→ **DATA PROVIDED**
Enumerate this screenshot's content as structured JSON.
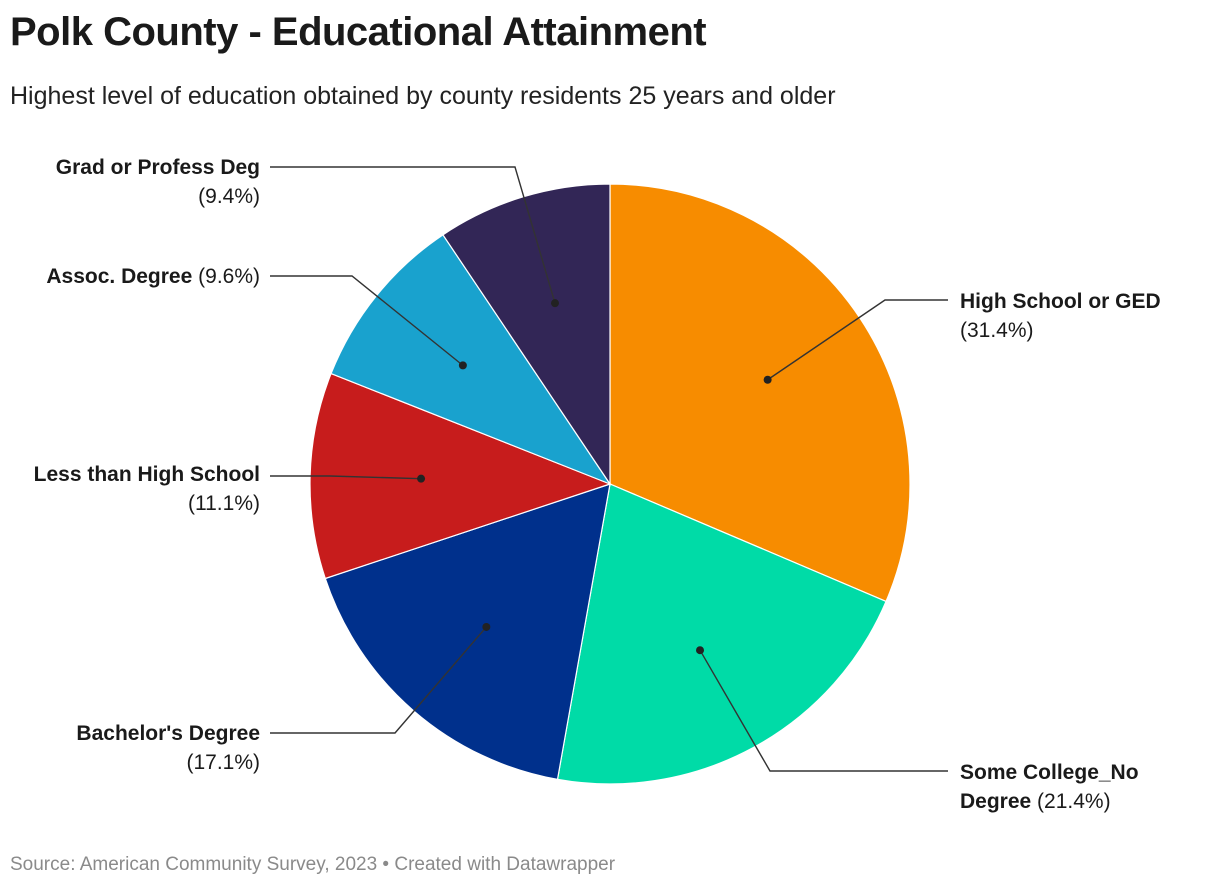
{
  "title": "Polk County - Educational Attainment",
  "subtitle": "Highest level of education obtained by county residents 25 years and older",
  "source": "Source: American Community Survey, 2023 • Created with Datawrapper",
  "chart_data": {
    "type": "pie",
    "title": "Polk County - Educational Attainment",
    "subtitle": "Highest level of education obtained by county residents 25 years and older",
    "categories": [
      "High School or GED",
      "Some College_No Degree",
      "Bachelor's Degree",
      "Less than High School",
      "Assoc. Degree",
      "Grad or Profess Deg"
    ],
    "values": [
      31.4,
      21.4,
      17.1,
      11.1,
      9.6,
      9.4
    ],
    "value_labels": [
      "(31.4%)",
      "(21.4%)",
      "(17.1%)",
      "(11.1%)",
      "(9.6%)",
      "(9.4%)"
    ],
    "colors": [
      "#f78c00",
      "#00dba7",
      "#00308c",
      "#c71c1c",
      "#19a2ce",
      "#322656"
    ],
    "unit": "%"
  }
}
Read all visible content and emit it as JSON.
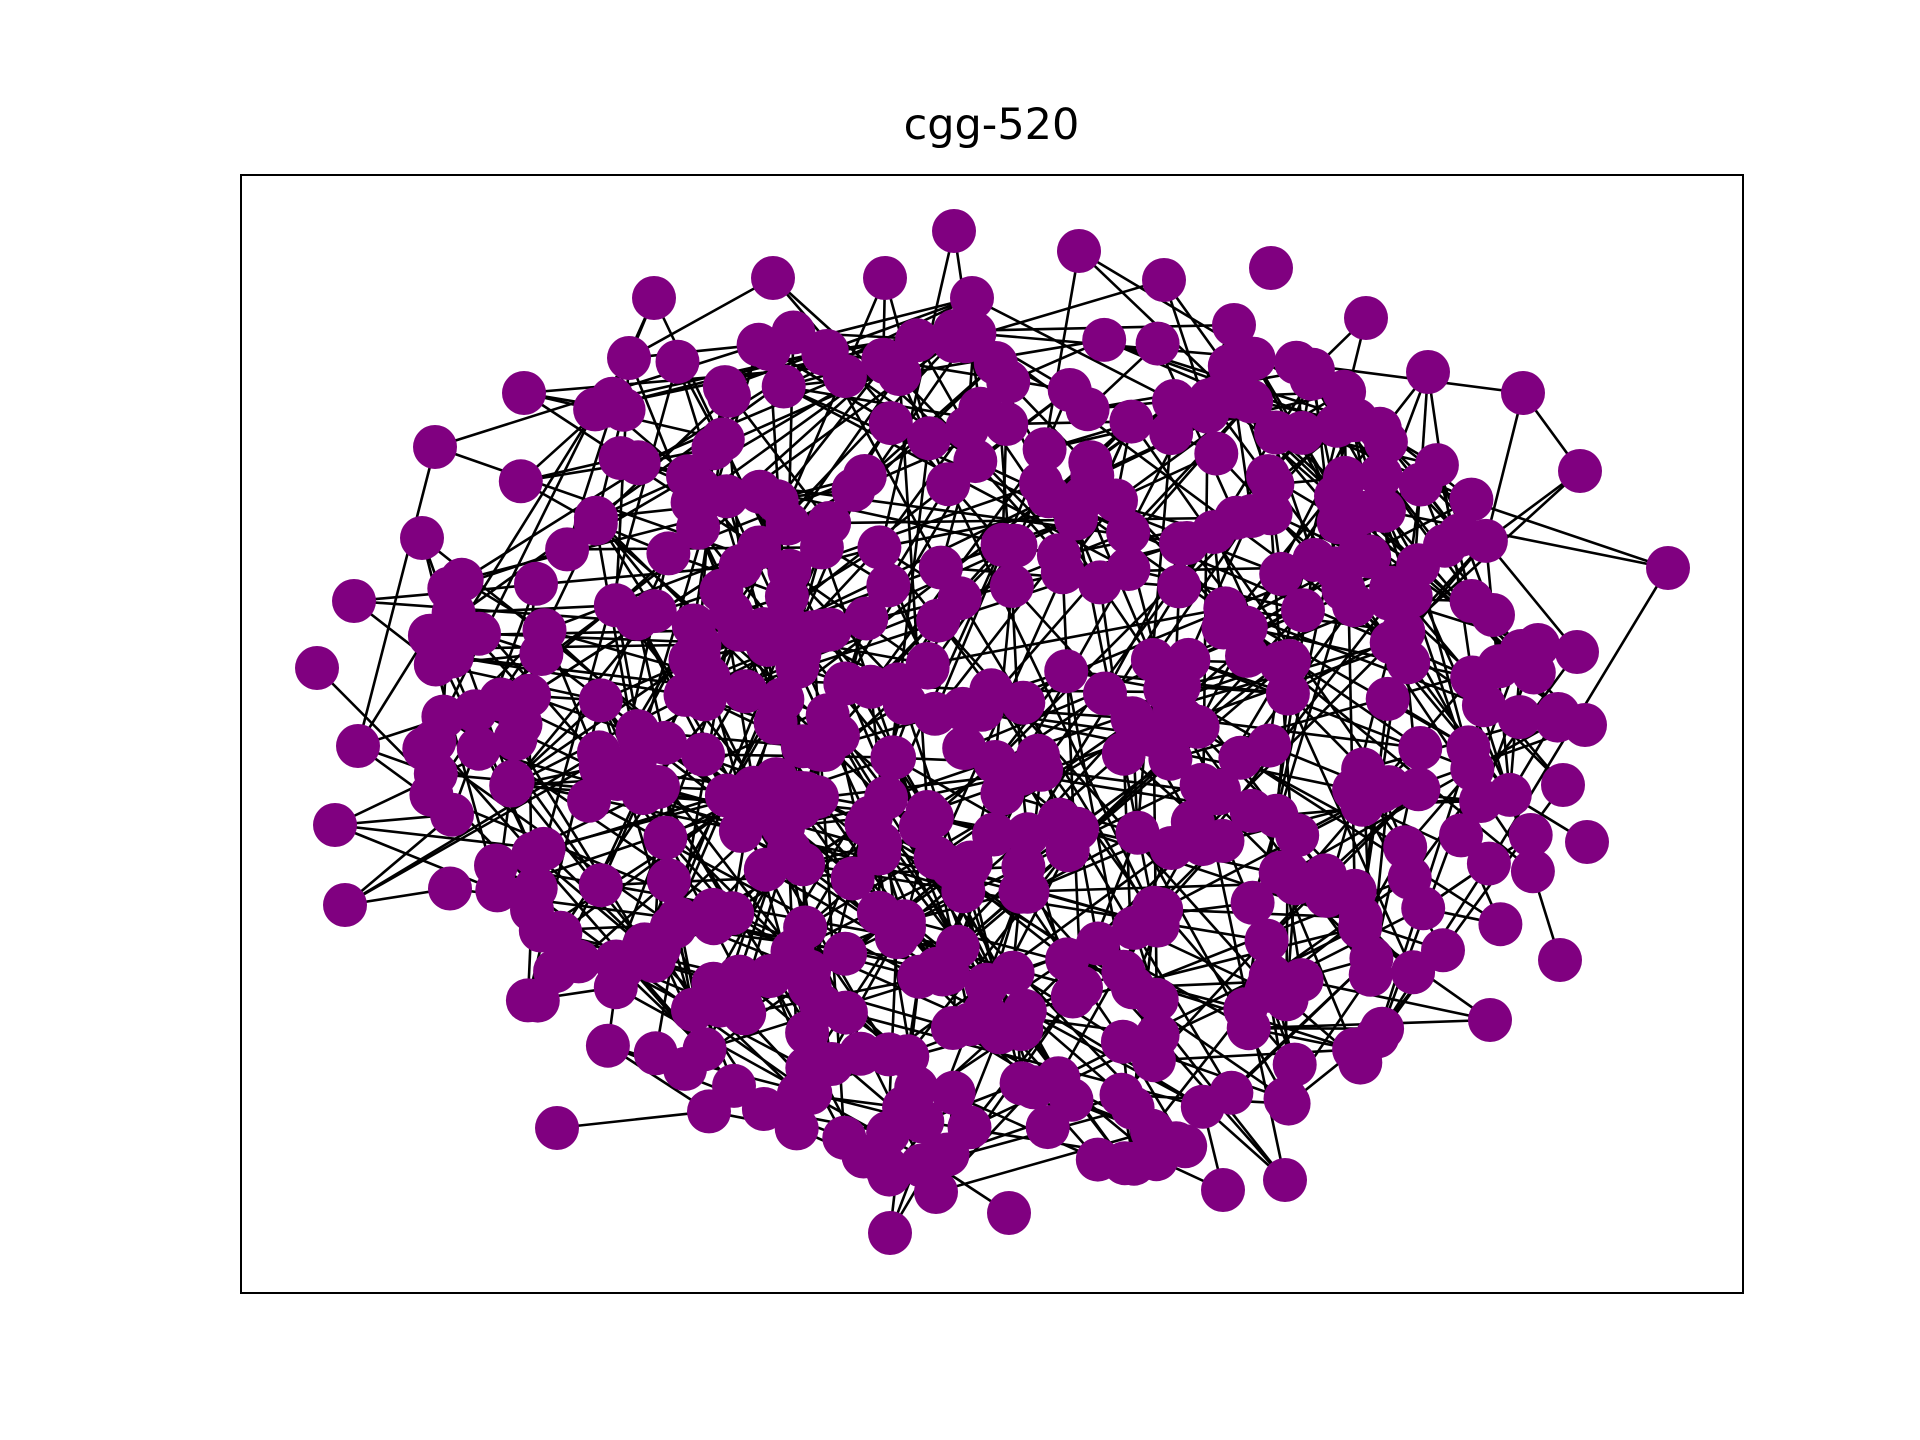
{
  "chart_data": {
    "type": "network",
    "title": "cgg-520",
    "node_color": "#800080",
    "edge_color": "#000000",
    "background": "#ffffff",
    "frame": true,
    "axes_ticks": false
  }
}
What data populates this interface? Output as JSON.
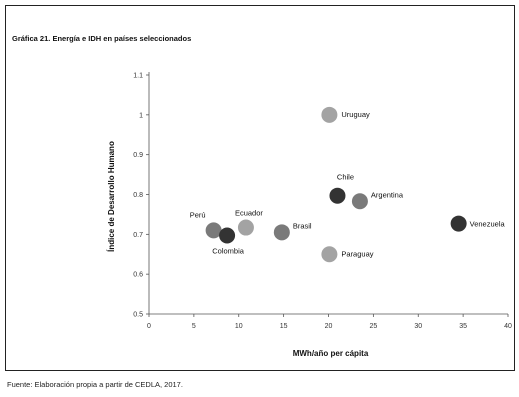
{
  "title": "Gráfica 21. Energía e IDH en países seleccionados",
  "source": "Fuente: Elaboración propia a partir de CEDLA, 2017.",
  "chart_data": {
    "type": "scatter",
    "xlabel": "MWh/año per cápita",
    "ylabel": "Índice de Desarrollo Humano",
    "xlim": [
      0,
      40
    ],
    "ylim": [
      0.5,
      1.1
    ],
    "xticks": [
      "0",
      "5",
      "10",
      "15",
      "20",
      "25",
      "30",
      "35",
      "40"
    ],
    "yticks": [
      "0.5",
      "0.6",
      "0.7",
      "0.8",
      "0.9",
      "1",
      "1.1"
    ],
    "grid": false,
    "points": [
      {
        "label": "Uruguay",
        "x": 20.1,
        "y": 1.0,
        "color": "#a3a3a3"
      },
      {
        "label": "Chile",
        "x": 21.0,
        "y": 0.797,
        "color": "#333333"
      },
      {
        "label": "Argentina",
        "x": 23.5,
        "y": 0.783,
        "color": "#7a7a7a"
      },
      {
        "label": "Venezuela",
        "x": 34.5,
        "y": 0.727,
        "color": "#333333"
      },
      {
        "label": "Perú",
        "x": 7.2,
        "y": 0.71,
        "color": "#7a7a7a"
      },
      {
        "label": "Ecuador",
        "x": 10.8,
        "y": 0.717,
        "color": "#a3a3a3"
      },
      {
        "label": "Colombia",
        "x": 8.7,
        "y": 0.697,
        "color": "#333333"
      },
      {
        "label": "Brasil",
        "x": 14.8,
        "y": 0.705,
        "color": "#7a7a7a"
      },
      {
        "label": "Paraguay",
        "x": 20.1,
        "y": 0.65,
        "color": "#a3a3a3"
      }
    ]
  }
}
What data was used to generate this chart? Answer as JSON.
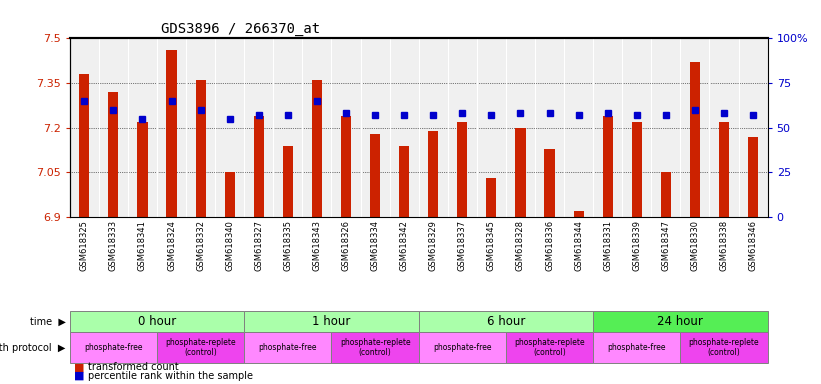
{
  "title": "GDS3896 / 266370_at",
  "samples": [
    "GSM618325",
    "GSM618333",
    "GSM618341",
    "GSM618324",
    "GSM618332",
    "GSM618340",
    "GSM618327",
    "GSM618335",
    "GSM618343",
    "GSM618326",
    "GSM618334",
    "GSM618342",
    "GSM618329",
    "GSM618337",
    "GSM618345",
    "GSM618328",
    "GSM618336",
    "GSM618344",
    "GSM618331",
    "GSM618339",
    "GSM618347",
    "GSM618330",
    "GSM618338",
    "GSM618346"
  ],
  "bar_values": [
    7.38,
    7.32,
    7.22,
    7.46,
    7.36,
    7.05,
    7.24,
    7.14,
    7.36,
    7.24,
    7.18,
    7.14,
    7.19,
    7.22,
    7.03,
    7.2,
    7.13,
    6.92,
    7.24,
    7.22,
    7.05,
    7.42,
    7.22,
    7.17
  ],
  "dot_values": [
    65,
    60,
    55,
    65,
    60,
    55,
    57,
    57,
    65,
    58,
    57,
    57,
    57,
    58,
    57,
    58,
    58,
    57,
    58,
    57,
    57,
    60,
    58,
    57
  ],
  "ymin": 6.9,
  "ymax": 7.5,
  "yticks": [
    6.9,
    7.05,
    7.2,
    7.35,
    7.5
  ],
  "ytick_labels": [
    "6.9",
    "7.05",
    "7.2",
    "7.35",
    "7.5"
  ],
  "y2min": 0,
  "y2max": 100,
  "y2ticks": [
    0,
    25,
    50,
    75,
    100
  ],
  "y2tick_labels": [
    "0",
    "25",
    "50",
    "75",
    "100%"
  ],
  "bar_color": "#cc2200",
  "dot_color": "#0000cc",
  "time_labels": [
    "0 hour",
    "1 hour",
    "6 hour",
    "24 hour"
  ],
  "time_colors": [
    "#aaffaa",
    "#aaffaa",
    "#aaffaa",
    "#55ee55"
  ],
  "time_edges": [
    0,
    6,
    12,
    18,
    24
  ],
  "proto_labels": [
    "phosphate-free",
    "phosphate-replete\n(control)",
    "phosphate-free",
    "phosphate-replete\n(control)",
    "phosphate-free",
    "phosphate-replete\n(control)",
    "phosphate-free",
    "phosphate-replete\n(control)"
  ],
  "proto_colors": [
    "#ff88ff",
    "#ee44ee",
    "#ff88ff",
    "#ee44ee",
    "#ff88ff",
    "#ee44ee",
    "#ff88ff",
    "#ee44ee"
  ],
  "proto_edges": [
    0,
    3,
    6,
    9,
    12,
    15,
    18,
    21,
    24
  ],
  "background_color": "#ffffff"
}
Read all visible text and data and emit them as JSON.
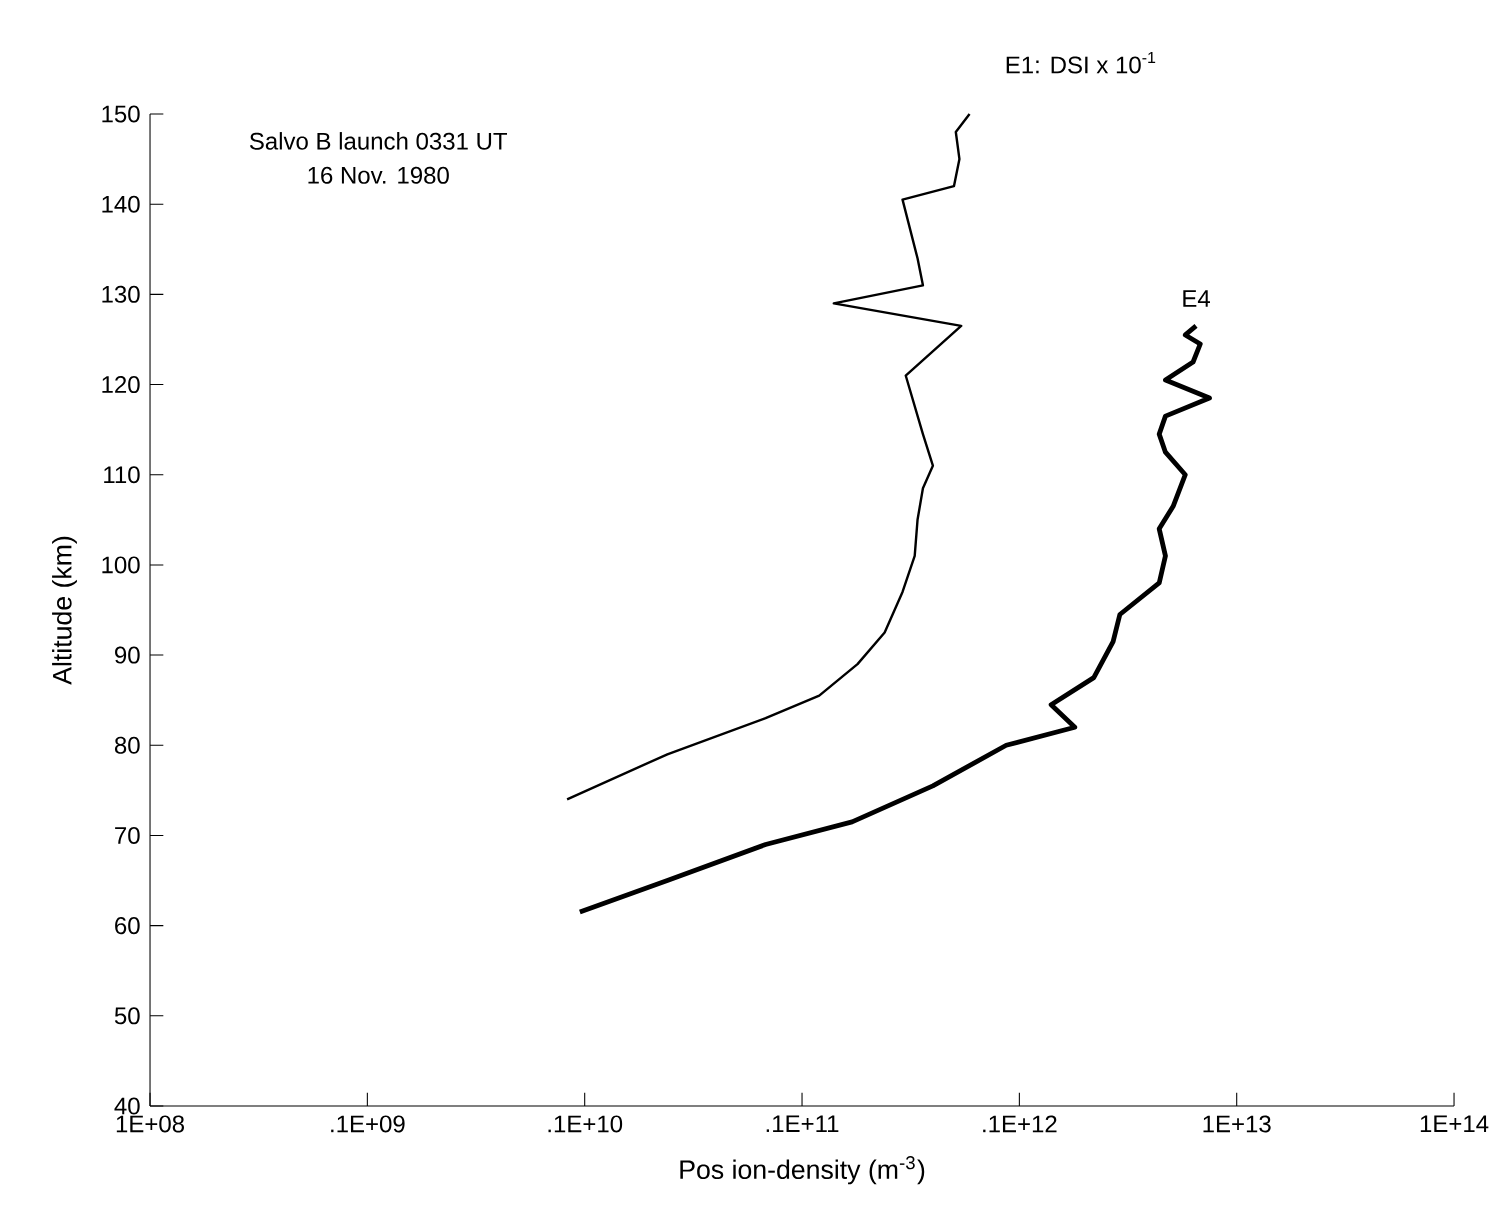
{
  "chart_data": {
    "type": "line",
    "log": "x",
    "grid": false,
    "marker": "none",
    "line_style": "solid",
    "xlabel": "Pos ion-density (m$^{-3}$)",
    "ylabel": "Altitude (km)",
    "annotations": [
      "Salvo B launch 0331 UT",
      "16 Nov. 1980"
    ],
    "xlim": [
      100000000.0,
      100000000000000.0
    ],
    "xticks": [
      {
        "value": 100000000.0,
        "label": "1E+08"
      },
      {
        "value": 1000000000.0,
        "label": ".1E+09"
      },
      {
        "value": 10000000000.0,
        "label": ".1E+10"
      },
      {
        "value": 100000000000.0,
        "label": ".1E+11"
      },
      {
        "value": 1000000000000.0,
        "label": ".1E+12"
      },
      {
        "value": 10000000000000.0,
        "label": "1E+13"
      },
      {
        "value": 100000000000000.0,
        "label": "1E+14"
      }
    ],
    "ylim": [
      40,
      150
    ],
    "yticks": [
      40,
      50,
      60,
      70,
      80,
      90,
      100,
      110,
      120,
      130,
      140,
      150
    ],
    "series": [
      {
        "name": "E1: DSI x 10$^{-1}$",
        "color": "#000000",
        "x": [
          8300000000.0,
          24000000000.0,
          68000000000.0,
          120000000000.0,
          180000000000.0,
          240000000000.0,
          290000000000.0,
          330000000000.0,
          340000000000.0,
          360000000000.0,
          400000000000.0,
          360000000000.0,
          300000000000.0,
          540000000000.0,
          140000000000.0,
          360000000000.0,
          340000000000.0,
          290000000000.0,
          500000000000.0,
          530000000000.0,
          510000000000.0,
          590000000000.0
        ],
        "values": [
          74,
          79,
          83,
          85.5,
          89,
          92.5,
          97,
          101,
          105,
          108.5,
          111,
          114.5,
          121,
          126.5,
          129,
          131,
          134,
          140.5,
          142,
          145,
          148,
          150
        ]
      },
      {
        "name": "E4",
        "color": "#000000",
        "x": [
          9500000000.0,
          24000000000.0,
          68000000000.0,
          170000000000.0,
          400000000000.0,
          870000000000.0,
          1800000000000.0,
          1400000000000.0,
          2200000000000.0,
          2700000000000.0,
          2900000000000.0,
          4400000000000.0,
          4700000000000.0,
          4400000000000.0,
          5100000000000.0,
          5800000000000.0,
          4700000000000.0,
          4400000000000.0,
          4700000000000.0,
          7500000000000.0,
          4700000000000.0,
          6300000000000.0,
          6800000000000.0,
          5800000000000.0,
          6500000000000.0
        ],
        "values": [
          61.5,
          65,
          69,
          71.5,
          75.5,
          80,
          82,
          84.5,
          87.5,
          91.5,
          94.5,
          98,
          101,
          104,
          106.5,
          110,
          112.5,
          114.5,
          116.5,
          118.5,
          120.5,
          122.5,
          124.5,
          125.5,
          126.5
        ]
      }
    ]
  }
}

→ **TO BE DONE**
In the entries above, locate every line with the word "xlabel" and copy it.

→ **SOLUTION FOR THIS PROBLEM**
    "xlabel": "MWh/año per cápita",
    "xlabel": "Pos ion-density (m$^{-3}$)",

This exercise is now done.